Directions: Copy out all the lines in the records that include the word "triangle".

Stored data
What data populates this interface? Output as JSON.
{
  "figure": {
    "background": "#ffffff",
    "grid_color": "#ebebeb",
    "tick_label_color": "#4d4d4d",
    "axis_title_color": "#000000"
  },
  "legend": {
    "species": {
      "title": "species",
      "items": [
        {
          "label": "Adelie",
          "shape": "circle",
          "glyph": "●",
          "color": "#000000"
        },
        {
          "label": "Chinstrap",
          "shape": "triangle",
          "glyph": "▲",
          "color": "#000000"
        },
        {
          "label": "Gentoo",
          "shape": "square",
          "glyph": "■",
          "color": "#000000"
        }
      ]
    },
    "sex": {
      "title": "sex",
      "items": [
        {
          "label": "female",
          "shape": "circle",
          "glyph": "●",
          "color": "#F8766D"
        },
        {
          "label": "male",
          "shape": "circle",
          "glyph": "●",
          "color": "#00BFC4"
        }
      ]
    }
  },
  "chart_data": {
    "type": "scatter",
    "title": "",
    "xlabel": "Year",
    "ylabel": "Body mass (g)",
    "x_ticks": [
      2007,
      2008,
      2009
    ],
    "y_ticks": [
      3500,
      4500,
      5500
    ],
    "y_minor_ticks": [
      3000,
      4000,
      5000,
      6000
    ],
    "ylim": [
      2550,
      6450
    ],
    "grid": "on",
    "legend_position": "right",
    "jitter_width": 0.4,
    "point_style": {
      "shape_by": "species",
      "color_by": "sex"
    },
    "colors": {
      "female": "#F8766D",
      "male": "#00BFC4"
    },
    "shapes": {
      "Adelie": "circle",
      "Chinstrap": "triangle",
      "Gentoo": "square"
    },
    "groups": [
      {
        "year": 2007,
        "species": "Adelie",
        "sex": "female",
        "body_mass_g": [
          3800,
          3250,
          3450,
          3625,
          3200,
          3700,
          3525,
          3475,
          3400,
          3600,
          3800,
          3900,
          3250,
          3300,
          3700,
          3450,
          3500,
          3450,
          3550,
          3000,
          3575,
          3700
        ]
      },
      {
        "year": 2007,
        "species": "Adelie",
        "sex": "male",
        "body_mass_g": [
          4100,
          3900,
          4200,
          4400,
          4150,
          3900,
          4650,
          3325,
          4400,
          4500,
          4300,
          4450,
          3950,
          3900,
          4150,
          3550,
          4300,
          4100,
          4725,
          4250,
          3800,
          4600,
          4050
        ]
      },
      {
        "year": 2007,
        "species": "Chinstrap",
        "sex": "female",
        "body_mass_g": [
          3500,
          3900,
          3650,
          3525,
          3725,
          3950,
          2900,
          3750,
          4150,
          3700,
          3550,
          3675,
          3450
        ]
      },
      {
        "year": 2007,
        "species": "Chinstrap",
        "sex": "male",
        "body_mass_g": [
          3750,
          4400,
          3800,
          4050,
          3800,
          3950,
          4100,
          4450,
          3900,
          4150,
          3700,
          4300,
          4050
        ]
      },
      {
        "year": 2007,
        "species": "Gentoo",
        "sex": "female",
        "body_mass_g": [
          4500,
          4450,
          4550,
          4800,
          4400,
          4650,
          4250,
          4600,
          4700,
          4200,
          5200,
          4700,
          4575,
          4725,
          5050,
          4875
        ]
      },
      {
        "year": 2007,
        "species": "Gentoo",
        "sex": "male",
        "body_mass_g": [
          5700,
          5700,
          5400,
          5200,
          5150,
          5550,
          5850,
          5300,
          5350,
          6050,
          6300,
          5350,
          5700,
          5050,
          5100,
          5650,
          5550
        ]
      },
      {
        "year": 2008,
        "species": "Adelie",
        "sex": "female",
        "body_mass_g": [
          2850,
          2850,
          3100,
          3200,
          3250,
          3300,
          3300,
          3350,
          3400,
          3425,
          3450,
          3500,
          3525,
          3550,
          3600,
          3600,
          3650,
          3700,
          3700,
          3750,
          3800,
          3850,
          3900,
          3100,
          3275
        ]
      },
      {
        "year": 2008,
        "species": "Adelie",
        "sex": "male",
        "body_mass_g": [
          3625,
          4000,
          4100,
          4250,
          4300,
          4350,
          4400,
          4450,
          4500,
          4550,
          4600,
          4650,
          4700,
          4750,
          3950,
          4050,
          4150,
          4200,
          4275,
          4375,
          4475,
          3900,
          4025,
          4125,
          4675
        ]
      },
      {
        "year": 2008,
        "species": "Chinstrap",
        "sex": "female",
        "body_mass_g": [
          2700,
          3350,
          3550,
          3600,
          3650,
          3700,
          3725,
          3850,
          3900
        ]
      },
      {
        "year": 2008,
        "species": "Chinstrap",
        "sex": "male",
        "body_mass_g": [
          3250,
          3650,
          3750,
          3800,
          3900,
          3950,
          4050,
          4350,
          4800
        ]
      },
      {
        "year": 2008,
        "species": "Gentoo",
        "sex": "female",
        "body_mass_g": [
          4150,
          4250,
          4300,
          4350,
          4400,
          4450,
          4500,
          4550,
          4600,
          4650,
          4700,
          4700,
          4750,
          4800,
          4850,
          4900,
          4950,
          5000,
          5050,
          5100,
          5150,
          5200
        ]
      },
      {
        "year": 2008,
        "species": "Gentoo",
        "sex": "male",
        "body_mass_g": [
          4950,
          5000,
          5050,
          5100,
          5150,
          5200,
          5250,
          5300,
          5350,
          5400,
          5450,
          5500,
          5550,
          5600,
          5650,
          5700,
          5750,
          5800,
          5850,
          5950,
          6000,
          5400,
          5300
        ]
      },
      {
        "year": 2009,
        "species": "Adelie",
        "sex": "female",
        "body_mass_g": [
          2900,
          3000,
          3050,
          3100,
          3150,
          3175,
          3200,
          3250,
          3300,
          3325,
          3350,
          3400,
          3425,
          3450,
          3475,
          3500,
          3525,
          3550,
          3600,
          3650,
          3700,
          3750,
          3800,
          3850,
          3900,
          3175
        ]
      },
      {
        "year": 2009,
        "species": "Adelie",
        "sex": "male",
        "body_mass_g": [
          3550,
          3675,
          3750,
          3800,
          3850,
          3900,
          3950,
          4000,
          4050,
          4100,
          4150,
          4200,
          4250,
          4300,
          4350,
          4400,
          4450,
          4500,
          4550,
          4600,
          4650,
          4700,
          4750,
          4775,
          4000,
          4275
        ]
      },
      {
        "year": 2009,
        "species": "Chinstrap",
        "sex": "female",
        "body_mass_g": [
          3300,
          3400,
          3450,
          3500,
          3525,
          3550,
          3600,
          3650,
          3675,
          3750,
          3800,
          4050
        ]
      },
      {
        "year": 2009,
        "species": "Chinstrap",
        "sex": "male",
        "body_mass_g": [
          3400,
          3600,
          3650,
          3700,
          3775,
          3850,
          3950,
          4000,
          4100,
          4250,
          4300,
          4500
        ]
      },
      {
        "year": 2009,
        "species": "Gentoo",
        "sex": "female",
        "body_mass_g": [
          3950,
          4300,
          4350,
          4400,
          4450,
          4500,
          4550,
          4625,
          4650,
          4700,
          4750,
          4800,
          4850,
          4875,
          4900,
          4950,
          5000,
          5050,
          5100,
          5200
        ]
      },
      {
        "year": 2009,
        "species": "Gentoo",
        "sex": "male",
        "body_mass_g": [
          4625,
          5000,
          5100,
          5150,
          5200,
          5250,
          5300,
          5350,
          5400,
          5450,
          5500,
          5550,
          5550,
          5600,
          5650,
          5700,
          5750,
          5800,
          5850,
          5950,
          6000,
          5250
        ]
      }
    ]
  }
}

Complete answer:
          "shape": "triangle",
      "Chinstrap": "triangle",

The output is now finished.